Hi, I'm using ubuntu. I haven't set username and password in git options, neither in environment. when I upload a patch to bugzilla (with webkit-patch upload), I'm asked if I want to store my username and password in the system keyring. I say yes, and the credentials are stored. But those credentials are not used next time I use webkit-patch upload.
That's because in Credentials.read_credentials, we try to read password from keyring before prompting for username. Instead, if username was not read from environment, git, or keychain, we could prompt for username, and try to read password from keyring after.
Created attachment 155020 [details] patch proposal
Comment on attachment 155020 [details] patch proposal Seems reasonable to me. Is it possible to write a test for this?
(In reply to comment #3) > (From update of attachment 155020 [details]) > Seems reasonable to me. Is it possible to write a test for this? I don't really known how to write a test for that: if we want to create unittest, at some point, the User.prompt() method will block them. Is there a way to override User.prompt() with a mock object ?
Yes. If you use a MockHost object, the User object will be mocked out for you by default.
You can grep for "MockUser" to see how it gets used. Many existing tests use it.
Created attachment 155337 [details] updated patch with test
Comment on attachment 155337 [details] updated patch with test View in context: https://bugs.webkit.org/attachment.cgi?id=155337&action=review > Tools/Scripts/webkitpy/common/net/credentials.py:136 > + def read_credentials(self, User=User): the host has a user field, so you should be able to just say self.host.user.prompt(), and then down in your test you can create a credentials object, pass it a mock host, and override the prompt method. That should cut down on the scaffolding a fair amount.

▸ What you need to do: In the bug discussion, write out everything from "(In reply to" down to "mock object ?", replacing "mock object" with "stub object". The collection entries are not needed here.

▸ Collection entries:
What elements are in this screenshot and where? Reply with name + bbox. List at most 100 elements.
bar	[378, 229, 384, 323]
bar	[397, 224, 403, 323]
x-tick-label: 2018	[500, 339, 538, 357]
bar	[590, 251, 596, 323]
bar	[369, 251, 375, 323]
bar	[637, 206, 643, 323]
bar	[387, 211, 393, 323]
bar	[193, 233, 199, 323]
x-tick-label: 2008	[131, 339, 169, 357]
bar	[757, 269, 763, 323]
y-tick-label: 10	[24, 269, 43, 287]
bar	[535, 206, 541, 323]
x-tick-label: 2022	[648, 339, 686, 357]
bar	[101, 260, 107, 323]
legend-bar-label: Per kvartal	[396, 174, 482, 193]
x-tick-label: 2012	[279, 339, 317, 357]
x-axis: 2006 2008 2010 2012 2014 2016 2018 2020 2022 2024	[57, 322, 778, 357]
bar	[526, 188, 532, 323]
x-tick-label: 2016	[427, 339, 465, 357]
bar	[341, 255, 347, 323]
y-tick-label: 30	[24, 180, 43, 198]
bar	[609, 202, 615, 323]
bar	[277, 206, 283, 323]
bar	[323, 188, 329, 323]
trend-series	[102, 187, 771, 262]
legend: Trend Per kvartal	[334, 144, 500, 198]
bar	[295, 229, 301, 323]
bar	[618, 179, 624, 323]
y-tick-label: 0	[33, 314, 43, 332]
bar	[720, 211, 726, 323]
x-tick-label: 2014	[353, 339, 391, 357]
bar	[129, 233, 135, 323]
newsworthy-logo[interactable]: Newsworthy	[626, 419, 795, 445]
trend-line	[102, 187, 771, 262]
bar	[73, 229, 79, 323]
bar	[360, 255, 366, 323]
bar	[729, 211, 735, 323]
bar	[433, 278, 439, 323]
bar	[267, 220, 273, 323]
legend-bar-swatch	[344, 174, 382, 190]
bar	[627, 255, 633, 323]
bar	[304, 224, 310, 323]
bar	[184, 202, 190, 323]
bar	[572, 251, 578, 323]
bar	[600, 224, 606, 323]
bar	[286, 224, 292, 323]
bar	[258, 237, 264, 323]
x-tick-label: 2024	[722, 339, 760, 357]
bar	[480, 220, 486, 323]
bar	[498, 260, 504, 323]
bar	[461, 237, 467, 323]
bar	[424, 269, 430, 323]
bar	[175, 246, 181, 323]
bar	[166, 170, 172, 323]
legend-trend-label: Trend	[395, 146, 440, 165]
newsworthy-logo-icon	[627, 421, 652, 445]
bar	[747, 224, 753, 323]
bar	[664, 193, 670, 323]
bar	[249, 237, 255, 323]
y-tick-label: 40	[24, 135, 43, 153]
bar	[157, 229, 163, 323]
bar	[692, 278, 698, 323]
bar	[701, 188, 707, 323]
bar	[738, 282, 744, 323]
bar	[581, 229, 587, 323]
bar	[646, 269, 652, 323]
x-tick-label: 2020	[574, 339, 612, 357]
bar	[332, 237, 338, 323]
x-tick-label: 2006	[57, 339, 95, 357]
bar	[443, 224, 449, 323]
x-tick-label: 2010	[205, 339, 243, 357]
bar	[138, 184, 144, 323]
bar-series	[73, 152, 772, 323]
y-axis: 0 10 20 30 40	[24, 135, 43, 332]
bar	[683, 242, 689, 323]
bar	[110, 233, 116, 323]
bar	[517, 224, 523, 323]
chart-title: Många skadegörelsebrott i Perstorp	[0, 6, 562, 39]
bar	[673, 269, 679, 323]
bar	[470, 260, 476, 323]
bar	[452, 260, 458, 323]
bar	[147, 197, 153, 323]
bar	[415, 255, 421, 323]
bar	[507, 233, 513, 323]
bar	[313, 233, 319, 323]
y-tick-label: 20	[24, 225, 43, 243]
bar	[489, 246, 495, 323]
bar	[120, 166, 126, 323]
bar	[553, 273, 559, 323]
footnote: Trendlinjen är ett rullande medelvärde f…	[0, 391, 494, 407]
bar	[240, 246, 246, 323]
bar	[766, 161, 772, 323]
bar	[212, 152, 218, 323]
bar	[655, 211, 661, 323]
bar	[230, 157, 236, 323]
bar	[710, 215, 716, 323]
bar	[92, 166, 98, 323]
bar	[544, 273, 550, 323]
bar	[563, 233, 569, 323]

▸ Problem solution:
(In reply to comment #3) > (From update of attachment 155020 [details]) > Seems reasonable to me. Is it possible to write a test for this? I don't really known how to write a test for that: if we want to create unittest, at some point, the User.prompt() method will block them. Is there a way to override User.prompt() with a stub object ?